▶ Job 1: Decide whether each statement below agrees with the SAR-SSL page, answering yes or no and quoting the deciding words. (a) The source signals come from the LibriCSS database. (b) The simulated RIRs were generated with the gpuRIR toolbox. (c) MC-Conformer is used only for the downstream tasks.
▶ Job 2:
Use the SAR-SSL page to answer these questions.
(a) In which journal, and in what year, was the implemented paper published?
(b) How many rooms does the dEchorate dataset have?
(c) What noise type is listed for BUTReverb?
▶ Job 3: Continue the SAR-SSL page from its last line.

▶ Text section:
SAR-SSL

A python implementation of “Self-Supervised Learning of Spatial Acoustic Representation with Cross-Channel Signal Reconstruction and Multi-Channel Conformer”, IEEE/ACM Transactions on Audio, Speech, and Language Processing (TASLP), 2024.

Contributions
- Self-supervised learning of spatial acoustic representation (SSL-SAR)
  - first self-supervised learning method in spatial acoustic representation learning and multi-channel audio signal processing
  - designs cross-channel signal reconstruction pretext task to learn the spatial acoustic and the spectral pattern information
  - learns useful knowledge that can be transferred to the spatial acoustics-related tasks
- Multi-channel audio Conformer (MC-Conformer)
  - unified architecture for both the pretext and downstream tasks
  - learns the local and global properties of spatial acoustics present in the time-frequency domain
  - boosts the performance of both pretext and downstream tasks

Datasets

Source signals: from WSJ0 database
Simulated RIRs: generated by gpuRIR toolbox
Simulated noise: generated by arbitrary noise field generator

Real-world RIRs or microphone signals: from MIR, MeshRIR, DCASE, dEchorate, BUTReverb, ACE, LOCATA, MC-WSJ-AV, LibriCSS, AMIMeeting, AISHELL-4, AliMeeting, RealMAN databases

Datasets	#Room	Microphone Array	#Mic. Pair	#Room x #Source position x #Array position	Noise Type
MIR	3	Three 8-channel linear arrays	60	3 x 26 x 1	W/o
MeshRIR	1	441 microphones	8874	1 x 32 x 1	W/o
DCASE	9	A 4-channel tetrahedral array (EM32)	3	38530	Ambience
dEchorate	11	Six 5-channel linear arrays	48	11 x 3 x 1	Ambience, babble, white
BUTReverb	9	An 8-channel spherical array	28	51	Ambience
ACE	7	A 2-channel array (Chromebook),	433	7 x 1 x 2	Ambience, babble, fan
		a 3-channel right-angled triangle array (Mobile),
		an 8-channel linear array (Lin8Ch),
		a 32-channel spherical array (EM32)

▶ Stored rows:
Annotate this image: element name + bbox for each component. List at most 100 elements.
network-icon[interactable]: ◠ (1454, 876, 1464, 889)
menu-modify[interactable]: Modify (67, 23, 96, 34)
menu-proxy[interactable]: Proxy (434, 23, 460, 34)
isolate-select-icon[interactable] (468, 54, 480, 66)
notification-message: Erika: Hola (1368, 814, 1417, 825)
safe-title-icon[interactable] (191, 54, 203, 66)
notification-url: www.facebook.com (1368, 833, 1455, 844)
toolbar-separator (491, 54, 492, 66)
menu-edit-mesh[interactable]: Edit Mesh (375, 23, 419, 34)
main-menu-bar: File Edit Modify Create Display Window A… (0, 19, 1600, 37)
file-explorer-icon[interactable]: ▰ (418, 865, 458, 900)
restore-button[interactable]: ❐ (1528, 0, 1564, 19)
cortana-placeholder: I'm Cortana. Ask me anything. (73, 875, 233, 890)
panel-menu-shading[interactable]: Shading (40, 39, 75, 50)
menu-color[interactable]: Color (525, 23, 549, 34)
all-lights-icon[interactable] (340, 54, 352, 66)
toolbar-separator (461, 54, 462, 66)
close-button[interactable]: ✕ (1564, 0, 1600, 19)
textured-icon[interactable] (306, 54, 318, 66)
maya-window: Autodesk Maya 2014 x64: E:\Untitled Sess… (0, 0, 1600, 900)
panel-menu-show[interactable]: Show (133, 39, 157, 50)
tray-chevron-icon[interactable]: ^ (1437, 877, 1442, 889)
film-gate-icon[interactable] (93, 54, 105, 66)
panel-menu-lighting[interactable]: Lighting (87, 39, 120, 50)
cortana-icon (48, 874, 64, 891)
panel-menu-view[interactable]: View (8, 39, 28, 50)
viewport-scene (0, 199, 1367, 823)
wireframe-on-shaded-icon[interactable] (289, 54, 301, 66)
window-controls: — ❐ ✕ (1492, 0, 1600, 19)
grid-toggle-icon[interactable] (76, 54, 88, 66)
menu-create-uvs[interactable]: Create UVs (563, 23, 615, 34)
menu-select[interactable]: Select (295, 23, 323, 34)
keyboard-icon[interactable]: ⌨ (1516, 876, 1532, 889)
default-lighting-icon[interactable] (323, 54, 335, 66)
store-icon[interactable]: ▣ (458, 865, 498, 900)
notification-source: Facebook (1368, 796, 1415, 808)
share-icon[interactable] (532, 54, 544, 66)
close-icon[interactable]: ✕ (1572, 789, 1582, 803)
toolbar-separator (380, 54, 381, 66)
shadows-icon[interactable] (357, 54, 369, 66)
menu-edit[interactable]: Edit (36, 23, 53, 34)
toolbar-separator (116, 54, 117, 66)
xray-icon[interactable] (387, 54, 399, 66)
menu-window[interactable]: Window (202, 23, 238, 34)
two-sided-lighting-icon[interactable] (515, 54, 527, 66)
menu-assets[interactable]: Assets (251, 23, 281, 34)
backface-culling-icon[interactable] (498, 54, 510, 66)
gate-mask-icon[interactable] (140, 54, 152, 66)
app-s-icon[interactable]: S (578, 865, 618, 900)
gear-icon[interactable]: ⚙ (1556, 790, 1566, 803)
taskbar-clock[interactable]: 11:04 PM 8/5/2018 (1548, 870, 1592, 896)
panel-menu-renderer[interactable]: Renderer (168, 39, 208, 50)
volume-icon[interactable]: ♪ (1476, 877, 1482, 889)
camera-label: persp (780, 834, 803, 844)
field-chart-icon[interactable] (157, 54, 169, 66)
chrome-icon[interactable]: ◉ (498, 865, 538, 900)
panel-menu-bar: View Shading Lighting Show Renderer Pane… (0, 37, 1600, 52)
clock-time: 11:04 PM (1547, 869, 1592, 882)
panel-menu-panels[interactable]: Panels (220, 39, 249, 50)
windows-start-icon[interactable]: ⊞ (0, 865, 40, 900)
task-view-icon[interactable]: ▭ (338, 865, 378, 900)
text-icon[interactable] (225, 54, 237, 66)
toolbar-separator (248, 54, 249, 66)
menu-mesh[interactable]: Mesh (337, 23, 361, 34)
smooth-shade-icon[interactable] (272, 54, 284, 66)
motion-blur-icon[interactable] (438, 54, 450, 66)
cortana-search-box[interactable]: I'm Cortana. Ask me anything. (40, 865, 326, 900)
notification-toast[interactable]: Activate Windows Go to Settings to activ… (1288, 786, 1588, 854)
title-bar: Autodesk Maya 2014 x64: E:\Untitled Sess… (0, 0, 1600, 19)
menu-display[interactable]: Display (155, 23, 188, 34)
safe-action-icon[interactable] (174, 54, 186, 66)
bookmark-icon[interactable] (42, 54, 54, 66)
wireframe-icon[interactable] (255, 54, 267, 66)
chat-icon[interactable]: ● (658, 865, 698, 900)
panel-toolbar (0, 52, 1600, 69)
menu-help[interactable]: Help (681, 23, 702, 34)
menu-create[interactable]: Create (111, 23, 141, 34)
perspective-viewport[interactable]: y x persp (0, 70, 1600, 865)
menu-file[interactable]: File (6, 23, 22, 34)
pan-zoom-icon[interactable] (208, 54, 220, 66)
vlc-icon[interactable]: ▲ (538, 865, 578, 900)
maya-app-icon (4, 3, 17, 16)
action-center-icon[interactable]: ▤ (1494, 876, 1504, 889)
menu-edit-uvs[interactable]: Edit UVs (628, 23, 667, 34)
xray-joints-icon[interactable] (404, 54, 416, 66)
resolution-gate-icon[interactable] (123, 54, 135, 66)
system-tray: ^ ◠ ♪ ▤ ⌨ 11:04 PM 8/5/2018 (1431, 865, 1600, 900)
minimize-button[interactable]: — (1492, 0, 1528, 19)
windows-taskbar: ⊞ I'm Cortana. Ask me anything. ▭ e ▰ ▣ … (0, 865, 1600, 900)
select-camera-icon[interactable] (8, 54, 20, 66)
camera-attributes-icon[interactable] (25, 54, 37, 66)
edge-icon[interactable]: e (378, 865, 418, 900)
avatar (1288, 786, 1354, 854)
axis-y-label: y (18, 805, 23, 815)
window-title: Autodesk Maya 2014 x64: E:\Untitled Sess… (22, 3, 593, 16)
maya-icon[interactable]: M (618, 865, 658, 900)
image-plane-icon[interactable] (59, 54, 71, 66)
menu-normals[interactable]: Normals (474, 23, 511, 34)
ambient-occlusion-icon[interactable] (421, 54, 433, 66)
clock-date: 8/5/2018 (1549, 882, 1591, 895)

▶ Exercise answer 1:
(a) No: "Source signals: from WSJ0 database"
(b) Yes: "Simulated RIRs: generated by gpuRIR toolbox"
(c) No: "unified architecture for both the pretext and downstream tasks"

▶ Exercise answer 2:
(a) IEEE/ACM Transactions on Audio, Speech, and Language Processing (TASLP), 2024
(b) 11
(c) Ambience

▶ Exercise answer 3:
LOCATA	1	A 15-channel linear array (DICIT),	492	Moving/static	Ambience
		a 12-channel robot array (Robot head),
		a 32-channel spherical array (Eigenmike)
MC- WSJ-AV	3	Two 8-channel linear arrays
LibriCSS	1	A 7-channel circular array
AMIMeeting	3	A 8-channel circular array
AISHELL-4	10	A 8-channel circular array
AliMeeting	21	A 8-channel circular array
RealMAN	32	A 32-channel high-precision array

Quick start

Version update

code: 202407: the results are testing (to be updated).
code_v1: 202402, the results are the same as the paper.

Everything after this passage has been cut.